• [Exercise brief]: Write out each line from the data below that includes the word "ylabel".

• [Records from a collection of figures]:
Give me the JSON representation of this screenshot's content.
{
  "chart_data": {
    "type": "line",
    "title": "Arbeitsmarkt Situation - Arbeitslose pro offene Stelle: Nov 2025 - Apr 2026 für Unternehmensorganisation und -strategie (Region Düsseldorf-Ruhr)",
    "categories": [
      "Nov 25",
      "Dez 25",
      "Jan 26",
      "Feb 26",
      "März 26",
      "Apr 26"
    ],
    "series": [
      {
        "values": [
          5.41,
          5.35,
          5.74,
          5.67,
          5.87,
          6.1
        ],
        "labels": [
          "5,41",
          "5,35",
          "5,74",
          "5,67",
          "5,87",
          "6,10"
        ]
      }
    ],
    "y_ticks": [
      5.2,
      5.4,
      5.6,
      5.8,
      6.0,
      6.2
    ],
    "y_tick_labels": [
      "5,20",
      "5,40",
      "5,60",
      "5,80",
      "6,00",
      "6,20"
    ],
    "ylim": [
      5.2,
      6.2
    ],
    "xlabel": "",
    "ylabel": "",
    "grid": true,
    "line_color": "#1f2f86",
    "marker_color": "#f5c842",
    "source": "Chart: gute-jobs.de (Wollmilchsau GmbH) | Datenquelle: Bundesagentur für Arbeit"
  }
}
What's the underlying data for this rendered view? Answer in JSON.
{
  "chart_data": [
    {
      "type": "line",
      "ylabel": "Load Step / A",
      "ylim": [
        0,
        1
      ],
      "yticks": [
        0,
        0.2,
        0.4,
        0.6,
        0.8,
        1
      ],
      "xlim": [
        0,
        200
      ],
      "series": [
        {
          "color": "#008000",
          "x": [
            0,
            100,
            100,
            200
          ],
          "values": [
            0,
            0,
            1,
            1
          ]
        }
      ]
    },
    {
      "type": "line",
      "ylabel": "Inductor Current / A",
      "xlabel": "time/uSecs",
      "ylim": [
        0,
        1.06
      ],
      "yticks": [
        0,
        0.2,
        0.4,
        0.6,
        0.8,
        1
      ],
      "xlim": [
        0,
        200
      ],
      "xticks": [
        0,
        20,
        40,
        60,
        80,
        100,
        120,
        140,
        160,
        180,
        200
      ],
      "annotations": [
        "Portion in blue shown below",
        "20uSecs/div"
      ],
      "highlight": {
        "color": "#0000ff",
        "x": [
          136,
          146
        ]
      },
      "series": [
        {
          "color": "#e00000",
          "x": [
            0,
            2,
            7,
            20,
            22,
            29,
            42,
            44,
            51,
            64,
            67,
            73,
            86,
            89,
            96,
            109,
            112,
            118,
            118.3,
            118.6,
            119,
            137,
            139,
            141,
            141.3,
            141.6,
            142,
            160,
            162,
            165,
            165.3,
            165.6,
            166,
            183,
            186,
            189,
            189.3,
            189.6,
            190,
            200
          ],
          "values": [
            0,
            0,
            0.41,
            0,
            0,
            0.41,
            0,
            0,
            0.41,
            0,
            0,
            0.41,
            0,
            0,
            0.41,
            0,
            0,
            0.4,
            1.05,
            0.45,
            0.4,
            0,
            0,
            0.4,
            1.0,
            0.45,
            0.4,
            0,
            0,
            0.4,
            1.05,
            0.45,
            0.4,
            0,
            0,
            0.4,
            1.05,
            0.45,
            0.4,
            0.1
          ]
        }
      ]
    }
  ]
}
* * *
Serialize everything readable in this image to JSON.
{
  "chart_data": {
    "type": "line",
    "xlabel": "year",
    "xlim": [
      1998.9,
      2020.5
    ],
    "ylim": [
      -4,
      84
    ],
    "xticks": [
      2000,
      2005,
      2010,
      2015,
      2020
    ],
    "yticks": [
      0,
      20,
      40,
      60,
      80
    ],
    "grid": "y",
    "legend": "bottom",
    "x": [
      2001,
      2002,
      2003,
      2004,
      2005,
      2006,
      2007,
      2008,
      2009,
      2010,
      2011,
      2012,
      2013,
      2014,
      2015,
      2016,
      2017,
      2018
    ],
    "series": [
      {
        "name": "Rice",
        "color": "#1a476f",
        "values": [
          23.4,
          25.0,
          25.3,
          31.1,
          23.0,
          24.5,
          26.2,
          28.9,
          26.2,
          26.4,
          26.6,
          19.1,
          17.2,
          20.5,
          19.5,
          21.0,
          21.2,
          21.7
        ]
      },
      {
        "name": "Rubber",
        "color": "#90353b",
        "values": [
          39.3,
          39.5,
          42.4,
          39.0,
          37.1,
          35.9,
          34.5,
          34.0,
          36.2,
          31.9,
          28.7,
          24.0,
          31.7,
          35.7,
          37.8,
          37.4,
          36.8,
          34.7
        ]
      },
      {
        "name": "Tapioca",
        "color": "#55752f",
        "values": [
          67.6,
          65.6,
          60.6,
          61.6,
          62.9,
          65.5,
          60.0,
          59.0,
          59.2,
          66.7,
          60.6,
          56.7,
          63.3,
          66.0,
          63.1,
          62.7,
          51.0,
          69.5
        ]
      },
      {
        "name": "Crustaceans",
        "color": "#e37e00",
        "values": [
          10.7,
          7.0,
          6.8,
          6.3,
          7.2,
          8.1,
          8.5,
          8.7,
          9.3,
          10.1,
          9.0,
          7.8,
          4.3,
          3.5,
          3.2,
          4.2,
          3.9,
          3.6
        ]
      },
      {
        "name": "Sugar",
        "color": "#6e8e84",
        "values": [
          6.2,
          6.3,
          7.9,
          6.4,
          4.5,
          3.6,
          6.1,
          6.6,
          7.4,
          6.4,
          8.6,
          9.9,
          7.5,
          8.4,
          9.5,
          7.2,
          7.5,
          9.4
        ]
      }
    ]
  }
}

• [Result of this exercise]:
    "ylabel": "",
      "ylabel": "Load Step / A",
      "ylabel": "Inductor Current / A",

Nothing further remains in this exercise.